WikiLeaks est né d'un mouvement visant à accroître la responsabilité et la transparence des gouvernements. Depuis lors, depuis ces publications en 2010, il y a eu une détérioration considérable de nos démocraties, parce qu'on ne parle plus de cette responsabilité ni de cette transparence. Les gouvernements sont devenus incroyablement puissants, ils en savent toujours plus sur nous, tout comme les entreprises de réseaux sociaux, ou encore l'industrie de la surveillance. Notre contrat social s'est brisé, augmentant le secret.
On parle beaucoup de vérité et de guerre de l'information. En ce sens, WikiLeaks n'a jamais rien publié qui ne soit pas vrai, n'a jamais dû se rétracter, personne n'a jamais pu l'accuser de publier de fausses informations. Et c'est peut-être pour cela que WikiLeaks a été considéré comme une menace, car plus les gouvernements et les entreprises deviennent puissants, plus ils ont peur de la responsabilité et de la transparence.

- [EXERCICES À COMPLÉTER]
a: D'après le texte sur WikiLeaks, de quel mouvement WikiLeaks est-il né ?
b: Rédigez la suite du texte sur WikiLeaks après sa dernière phrase.
Les données ci-après forment un matériau distinct de l'extrait sur WikiLeaks.

[Entrées du jeu de données]
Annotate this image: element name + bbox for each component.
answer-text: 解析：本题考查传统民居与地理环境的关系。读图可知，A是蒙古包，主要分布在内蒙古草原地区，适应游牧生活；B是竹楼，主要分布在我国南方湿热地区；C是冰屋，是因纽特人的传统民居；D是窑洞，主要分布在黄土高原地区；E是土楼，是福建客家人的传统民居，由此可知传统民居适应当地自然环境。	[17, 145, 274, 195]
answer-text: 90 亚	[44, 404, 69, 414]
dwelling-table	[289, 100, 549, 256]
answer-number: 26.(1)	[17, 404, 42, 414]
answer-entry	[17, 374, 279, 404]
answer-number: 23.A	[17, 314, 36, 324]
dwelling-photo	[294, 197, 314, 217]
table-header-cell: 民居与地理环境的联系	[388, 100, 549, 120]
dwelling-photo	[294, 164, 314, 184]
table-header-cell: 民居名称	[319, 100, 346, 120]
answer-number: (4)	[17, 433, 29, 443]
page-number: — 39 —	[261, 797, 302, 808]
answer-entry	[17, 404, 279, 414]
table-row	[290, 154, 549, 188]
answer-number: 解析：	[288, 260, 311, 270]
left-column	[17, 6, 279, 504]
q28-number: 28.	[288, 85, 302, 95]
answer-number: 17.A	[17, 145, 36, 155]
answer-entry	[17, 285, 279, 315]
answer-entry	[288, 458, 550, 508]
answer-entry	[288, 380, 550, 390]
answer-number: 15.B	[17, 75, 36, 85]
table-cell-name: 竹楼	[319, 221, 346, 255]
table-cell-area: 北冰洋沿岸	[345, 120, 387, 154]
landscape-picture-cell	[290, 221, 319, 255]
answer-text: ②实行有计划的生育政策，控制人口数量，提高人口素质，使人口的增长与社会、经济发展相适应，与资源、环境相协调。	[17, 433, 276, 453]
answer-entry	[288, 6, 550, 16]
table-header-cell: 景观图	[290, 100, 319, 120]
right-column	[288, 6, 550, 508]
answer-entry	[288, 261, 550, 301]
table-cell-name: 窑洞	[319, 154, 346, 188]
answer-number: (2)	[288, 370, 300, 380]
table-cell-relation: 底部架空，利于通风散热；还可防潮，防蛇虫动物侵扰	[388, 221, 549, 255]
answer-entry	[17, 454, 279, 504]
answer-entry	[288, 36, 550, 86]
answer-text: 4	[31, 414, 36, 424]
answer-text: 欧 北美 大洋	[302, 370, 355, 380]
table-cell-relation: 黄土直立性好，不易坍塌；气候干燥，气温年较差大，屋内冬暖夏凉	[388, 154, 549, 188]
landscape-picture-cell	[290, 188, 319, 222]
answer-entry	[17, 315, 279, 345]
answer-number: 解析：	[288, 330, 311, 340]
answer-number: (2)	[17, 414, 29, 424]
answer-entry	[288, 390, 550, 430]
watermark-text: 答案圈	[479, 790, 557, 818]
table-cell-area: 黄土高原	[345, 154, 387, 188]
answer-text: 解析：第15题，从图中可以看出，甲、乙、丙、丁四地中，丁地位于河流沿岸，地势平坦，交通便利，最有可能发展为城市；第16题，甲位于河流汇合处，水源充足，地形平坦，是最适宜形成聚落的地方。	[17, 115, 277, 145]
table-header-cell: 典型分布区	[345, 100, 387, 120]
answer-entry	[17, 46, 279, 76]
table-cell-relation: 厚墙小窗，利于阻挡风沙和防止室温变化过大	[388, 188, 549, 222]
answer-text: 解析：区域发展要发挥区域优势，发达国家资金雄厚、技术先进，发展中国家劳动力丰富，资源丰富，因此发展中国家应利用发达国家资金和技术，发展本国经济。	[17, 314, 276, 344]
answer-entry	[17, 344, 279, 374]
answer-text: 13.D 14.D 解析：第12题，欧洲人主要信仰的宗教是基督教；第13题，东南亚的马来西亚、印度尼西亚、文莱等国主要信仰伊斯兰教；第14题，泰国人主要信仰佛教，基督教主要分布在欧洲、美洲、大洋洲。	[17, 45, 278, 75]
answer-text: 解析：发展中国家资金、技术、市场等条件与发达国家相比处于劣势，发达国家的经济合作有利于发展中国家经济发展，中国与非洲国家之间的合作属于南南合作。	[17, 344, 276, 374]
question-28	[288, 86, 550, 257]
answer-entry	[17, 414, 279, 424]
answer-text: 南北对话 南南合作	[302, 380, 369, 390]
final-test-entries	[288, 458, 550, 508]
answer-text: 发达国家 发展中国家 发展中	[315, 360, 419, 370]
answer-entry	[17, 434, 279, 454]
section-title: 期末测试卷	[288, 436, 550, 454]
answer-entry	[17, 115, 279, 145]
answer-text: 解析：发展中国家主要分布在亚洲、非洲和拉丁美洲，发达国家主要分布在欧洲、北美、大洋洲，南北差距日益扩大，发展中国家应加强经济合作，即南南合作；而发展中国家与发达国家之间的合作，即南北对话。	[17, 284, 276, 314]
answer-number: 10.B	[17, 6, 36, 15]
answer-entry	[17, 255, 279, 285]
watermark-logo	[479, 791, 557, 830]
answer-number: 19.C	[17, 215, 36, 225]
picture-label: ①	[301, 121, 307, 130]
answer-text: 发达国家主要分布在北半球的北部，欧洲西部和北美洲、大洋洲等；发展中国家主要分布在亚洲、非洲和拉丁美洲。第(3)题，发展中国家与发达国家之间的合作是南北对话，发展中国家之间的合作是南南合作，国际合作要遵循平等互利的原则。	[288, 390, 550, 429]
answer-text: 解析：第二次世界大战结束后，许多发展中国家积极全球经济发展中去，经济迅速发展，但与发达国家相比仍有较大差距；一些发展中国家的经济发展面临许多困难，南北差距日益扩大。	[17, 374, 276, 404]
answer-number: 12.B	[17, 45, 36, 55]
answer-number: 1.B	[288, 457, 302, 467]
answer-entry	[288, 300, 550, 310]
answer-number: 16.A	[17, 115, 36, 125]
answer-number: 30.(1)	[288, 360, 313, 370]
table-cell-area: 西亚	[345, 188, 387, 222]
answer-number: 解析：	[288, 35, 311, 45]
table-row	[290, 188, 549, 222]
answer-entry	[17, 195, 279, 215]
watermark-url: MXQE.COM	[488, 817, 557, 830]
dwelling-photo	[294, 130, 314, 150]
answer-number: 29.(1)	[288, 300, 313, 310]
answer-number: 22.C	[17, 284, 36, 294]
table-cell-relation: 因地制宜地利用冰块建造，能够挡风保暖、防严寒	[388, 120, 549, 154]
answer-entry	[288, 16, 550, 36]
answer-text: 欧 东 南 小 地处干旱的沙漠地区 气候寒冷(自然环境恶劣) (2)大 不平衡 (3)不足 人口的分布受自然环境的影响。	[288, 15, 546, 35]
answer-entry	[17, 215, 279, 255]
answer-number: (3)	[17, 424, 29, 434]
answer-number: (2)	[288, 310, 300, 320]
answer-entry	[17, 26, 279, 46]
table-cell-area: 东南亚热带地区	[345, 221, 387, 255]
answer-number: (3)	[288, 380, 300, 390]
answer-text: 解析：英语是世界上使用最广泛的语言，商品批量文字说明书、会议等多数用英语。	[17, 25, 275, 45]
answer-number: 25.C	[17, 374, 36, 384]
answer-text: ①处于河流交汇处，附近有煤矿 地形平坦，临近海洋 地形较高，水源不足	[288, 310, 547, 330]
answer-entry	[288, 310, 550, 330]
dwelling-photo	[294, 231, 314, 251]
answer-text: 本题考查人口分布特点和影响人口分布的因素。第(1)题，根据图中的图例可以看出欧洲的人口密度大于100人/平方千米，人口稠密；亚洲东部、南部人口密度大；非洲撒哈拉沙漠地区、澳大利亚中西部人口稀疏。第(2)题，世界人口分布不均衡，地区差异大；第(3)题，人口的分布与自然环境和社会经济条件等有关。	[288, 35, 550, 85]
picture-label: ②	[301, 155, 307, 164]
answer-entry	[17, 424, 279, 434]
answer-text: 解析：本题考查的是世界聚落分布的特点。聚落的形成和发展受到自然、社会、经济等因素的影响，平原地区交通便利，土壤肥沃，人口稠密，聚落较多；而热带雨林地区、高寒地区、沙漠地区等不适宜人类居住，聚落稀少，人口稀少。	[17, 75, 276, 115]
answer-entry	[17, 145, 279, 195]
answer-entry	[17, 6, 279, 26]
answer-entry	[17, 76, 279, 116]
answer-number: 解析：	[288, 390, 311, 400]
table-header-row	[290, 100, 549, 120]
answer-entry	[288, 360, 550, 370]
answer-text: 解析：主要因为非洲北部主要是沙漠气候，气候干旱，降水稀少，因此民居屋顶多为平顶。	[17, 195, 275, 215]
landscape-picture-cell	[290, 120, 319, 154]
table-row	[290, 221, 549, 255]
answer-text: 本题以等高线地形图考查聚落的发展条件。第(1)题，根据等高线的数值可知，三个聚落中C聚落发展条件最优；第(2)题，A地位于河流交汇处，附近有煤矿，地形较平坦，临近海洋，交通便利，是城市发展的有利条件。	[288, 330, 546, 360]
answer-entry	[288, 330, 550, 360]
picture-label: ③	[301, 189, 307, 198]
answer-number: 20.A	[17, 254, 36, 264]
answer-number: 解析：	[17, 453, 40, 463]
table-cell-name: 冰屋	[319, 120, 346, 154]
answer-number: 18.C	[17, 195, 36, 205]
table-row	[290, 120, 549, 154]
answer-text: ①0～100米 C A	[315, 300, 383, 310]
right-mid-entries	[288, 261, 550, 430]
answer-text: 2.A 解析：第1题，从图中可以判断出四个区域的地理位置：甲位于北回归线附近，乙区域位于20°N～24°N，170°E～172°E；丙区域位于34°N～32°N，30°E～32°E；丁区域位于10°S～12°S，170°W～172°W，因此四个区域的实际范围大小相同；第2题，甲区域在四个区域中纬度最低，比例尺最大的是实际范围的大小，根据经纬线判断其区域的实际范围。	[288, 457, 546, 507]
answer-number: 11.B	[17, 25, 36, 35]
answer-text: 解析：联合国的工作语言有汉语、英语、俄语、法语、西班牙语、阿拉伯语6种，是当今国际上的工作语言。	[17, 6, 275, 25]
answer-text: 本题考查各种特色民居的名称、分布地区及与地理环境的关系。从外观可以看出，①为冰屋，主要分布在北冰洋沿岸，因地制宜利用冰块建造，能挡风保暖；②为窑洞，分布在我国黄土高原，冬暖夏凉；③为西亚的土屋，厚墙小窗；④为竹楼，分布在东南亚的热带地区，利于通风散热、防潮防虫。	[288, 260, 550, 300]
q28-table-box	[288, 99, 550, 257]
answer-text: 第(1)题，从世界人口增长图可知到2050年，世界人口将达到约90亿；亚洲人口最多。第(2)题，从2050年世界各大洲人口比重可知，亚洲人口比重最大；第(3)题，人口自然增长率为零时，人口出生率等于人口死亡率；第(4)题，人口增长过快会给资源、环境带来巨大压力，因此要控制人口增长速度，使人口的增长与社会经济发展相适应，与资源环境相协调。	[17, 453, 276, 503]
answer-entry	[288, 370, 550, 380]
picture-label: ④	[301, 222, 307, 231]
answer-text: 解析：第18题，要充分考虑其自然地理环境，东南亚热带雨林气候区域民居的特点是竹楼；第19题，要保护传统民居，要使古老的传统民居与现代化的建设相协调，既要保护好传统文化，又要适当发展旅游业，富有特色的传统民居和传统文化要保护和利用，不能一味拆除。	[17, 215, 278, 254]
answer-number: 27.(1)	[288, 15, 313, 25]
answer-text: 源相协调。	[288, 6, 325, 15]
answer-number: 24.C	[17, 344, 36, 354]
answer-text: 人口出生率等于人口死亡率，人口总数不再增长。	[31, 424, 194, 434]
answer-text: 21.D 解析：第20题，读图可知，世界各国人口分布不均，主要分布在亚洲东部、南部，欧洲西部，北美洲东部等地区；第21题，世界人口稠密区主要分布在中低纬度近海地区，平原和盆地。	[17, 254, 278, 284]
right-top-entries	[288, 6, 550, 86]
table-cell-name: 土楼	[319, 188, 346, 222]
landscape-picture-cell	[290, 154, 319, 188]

- [RÉPONSES DANS L'ORDRE]
a: D'un mouvement visant à accroître la responsabilité et la transparence des gouvernements.

b:
🎙 Pensez-vous qu'Assange et WikiLeaks ont influencé la façon dont les médias traitent les questions sensibles ?
WikiLeaks a été un pionnier dans l'utilisation d'une boîte aux lettres électronique pour recevoir des informations de manière totalement anonyme de la part de sources, alors que la plupart des journalistes utilisaient encore des courriels sans être conscients des carences de sécurité.
Il a également été le premier à créer un consortium de médias pour analyser de grandes bases de données. C'est un phénomène qui, au fil des ans, a été reproduit. L'ICIJ - Consortium international des journalistes d'investigation - est une réplique de ce que WikiLeaks a fait il y a dix ans avec les câbles diplomatiques d'Irak ou d'Afghanistan, en rassemblant près d'une centaine de publications différentes.
🎙 Pourquoi cette affaire est-elle une torpille contre la liberté de la presse ?
La décision des États-Unis constitue une attaque contre le journalisme dans le monde entier, et vise à restreindre et criminaliser l'activité des journalistes et des rédacteurs en chef à l'étranger. C'est comme si la Chine ou la Turquie, par exemple, disait à un journaliste espagnol qu'il n'a pas le droit d'écrire et de publier des informations sur des activités qui nuisent à leurs intérêts, au risque d’être attaqué pour espionnage. Même s'il n'est ni chinois ni turc, même s'il ne se trouve dans aucun de ces pays.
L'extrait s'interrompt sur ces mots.